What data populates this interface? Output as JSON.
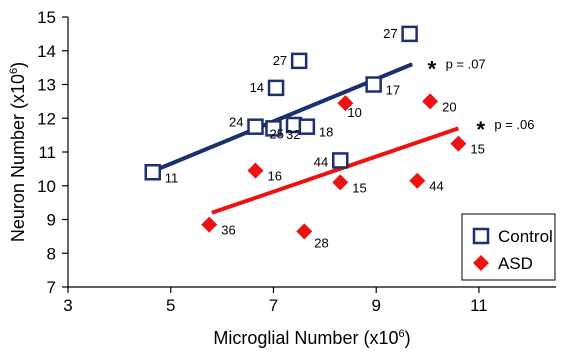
{
  "chart_data": {
    "type": "scatter",
    "xlabel": "Microglial Number (x10",
    "xlabel_sup": "6",
    "xlabel_end": ")",
    "ylabel": "Neuron Number (x10",
    "ylabel_sup": "6",
    "ylabel_end": ")",
    "xlim": [
      3,
      12.5
    ],
    "ylim": [
      7,
      15
    ],
    "xticks": [
      3,
      5,
      7,
      9,
      11
    ],
    "yticks": [
      7,
      8,
      9,
      10,
      11,
      12,
      13,
      14,
      15
    ],
    "grid": false,
    "legend_position": "bottom-right",
    "series": [
      {
        "name": "Control",
        "marker": "square",
        "color": "#1c2f6e",
        "points": [
          {
            "x": 4.65,
            "y": 10.4,
            "label": "11"
          },
          {
            "x": 6.65,
            "y": 11.75,
            "label": "24"
          },
          {
            "x": 7.0,
            "y": 11.7,
            "label": "25"
          },
          {
            "x": 7.05,
            "y": 12.9,
            "label": "14"
          },
          {
            "x": 7.4,
            "y": 11.8,
            "label": "32"
          },
          {
            "x": 7.5,
            "y": 13.7,
            "label": "27"
          },
          {
            "x": 7.65,
            "y": 11.75,
            "label": "18"
          },
          {
            "x": 8.3,
            "y": 10.75,
            "label": "44"
          },
          {
            "x": 8.95,
            "y": 13.0,
            "label": "17"
          },
          {
            "x": 9.65,
            "y": 14.5,
            "label": "27"
          }
        ],
        "fit": {
          "x": [
            4.6,
            9.7
          ],
          "y": [
            10.4,
            13.6
          ]
        }
      },
      {
        "name": "ASD",
        "marker": "diamond",
        "color": "#ee1111",
        "points": [
          {
            "x": 5.75,
            "y": 8.85,
            "label": "36"
          },
          {
            "x": 6.65,
            "y": 10.45,
            "label": "16"
          },
          {
            "x": 7.6,
            "y": 8.65,
            "label": "28"
          },
          {
            "x": 8.3,
            "y": 10.1,
            "label": "15"
          },
          {
            "x": 8.4,
            "y": 12.45,
            "label": "10"
          },
          {
            "x": 9.8,
            "y": 10.15,
            "label": "44"
          },
          {
            "x": 10.05,
            "y": 12.5,
            "label": "20"
          },
          {
            "x": 10.6,
            "y": 11.25,
            "label": "15"
          }
        ],
        "fit": {
          "x": [
            5.8,
            10.6
          ],
          "y": [
            9.2,
            11.7
          ]
        }
      }
    ],
    "annotations": [
      {
        "series": "Control",
        "text": "p = .07",
        "x": 10.0,
        "y": 13.6
      },
      {
        "series": "ASD",
        "text": "p = .06",
        "x": 10.95,
        "y": 11.8
      }
    ]
  }
}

^^^^^^^^

Write out all the entries word for word, but skip any images.

▶ Solved problem:
What data populates this interface? Output as JSON.
{
  "chart_data": {
    "type": "scatter",
    "xlabel": "Microglial Number (x10",
    "xlabel_sup": "6",
    "xlabel_end": ")",
    "ylabel": "Neuron Number (x10",
    "ylabel_sup": "6",
    "ylabel_end": ")",
    "xlim": [
      3,
      12.5
    ],
    "ylim": [
      7,
      15
    ],
    "xticks": [
      3,
      5,
      7,
      9,
      11
    ],
    "yticks": [
      7,
      8,
      9,
      10,
      11,
      12,
      13,
      14,
      15
    ],
    "grid": false,
    "legend_position": "bottom-right",
    "series": [
      {
        "name": "Control",
        "marker": "square",
        "color": "#1c2f6e",
        "points": [
          {
            "x": 4.65,
            "y": 10.4,
            "label": "11"
          },
          {
            "x": 6.65,
            "y": 11.75,
            "label": "24"
          },
          {
            "x": 7.0,
            "y": 11.7,
            "label": "25"
          },
          {
            "x": 7.05,
            "y": 12.9,
            "label": "14"
          },
          {
            "x": 7.4,
            "y": 11.8,
            "label": "32"
          },
          {
            "x": 7.5,
            "y": 13.7,
            "label": "27"
          },
          {
            "x": 7.65,
            "y": 11.75,
            "label": "18"
          },
          {
            "x": 8.3,
            "y": 10.75,
            "label": "44"
          },
          {
            "x": 8.95,
            "y": 13.0,
            "label": "17"
          },
          {
            "x": 9.65,
            "y": 14.5,
            "label": "27"
          }
        ],
        "fit": {
          "x": [
            4.6,
            9.7
          ],
          "y": [
            10.4,
            13.6
          ]
        }
      },
      {
        "name": "ASD",
        "marker": "diamond",
        "color": "#ee1111",
        "points": [
          {
            "x": 5.75,
            "y": 8.85,
            "label": "36"
          },
          {
            "x": 6.65,
            "y": 10.45,
            "label": "16"
          },
          {
            "x": 7.6,
            "y": 8.65,
            "label": "28"
          },
          {
            "x": 8.3,
            "y": 10.1,
            "label": "15"
          },
          {
            "x": 8.4,
            "y": 12.45,
            "label": "10"
          },
          {
            "x": 9.8,
            "y": 10.15,
            "label": "44"
          },
          {
            "x": 10.05,
            "y": 12.5,
            "label": "20"
          },
          {
            "x": 10.6,
            "y": 11.25,
            "label": "15"
          }
        ],
        "fit": {
          "x": [
            5.8,
            10.6
          ],
          "y": [
            9.2,
            11.7
          ]
        }
      }
    ],
    "annotations": [
      {
        "series": "Control",
        "text": "p = .07",
        "x": 10.0,
        "y": 13.6
      },
      {
        "series": "ASD",
        "text": "p = .06",
        "x": 10.95,
        "y": 11.8
      }
    ]
  }
}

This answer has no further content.